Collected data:
────────────────────
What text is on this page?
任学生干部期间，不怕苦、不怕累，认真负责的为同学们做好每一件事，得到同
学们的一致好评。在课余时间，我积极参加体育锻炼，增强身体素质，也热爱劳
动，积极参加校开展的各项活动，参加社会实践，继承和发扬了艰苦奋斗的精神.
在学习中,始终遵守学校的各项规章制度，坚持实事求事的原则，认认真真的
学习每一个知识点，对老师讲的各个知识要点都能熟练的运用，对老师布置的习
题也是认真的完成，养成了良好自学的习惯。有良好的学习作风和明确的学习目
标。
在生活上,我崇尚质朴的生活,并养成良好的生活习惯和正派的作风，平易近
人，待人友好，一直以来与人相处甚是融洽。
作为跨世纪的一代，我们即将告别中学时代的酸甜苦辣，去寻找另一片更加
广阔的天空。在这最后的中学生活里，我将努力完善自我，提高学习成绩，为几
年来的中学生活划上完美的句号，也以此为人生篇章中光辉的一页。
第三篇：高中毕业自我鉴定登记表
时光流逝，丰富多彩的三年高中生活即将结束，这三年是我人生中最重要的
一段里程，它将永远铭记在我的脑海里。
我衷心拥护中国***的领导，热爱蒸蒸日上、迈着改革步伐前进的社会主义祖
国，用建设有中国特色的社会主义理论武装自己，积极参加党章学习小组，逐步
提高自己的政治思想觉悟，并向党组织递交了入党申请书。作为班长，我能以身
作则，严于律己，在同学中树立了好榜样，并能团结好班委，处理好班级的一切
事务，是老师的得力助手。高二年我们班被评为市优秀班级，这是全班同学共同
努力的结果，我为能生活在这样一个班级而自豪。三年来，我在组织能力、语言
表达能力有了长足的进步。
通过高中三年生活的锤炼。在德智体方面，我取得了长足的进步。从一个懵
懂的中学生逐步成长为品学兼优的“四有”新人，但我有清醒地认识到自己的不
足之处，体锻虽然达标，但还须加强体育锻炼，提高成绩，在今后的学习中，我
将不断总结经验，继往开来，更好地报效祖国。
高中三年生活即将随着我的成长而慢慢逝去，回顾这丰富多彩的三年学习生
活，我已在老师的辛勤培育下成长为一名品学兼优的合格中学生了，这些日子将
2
────────────────────
### Directions:
Retype every record above exactly as it appears.

### Task solution:
What text is on this page?
任学生干部期间，不怕苦、不怕累，认真负责的为同学们做好每一件事，得到同
学们的一致好评。在课余时间，我积极参加体育锻炼，增强身体素质，也热爱劳
动，积极参加校开展的各项活动，参加社会实践，继承和发扬了艰苦奋斗的精神.
在学习中,始终遵守学校的各项规章制度，坚持实事求事的原则，认认真真的
学习每一个知识点，对老师讲的各个知识要点都能熟练的运用，对老师布置的习
题也是认真的完成，养成了良好自学的习惯。有良好的学习作风和明确的学习目
标。
在生活上,我崇尚质朴的生活,并养成良好的生活习惯和正派的作风，平易近
人，待人友好，一直以来与人相处甚是融洽。
作为跨世纪的一代，我们即将告别中学时代的酸甜苦辣，去寻找另一片更加
广阔的天空。在这最后的中学生活里，我将努力完善自我，提高学习成绩，为几
年来的中学生活划上完美的句号，也以此为人生篇章中光辉的一页。
第三篇：高中毕业自我鉴定登记表
时光流逝，丰富多彩的三年高中生活即将结束，这三年是我人生中最重要的
一段里程，它将永远铭记在我的脑海里。
我衷心拥护中国***的领导，热爱蒸蒸日上、迈着改革步伐前进的社会主义祖
国，用建设有中国特色的社会主义理论武装自己，积极参加党章学习小组，逐步
提高自己的政治思想觉悟，并向党组织递交了入党申请书。作为班长，我能以身
作则，严于律己，在同学中树立了好榜样，并能团结好班委，处理好班级的一切
事务，是老师的得力助手。高二年我们班被评为市优秀班级，这是全班同学共同
努力的结果，我为能生活在这样一个班级而自豪。三年来，我在组织能力、语言
表达能力有了长足的进步。
通过高中三年生活的锤炼。在德智体方面，我取得了长足的进步。从一个懵
懂的中学生逐步成长为品学兼优的“四有”新人，但我有清醒地认识到自己的不
足之处，体锻虽然达标，但还须加强体育锻炼，提高成绩，在今后的学习中，我
将不断总结经验，继往开来，更好地报效祖国。
高中三年生活即将随着我的成长而慢慢逝去，回顾这丰富多彩的三年学习生
活，我已在老师的辛勤培育下成长为一名品学兼优的合格中学生了，这些日子将
2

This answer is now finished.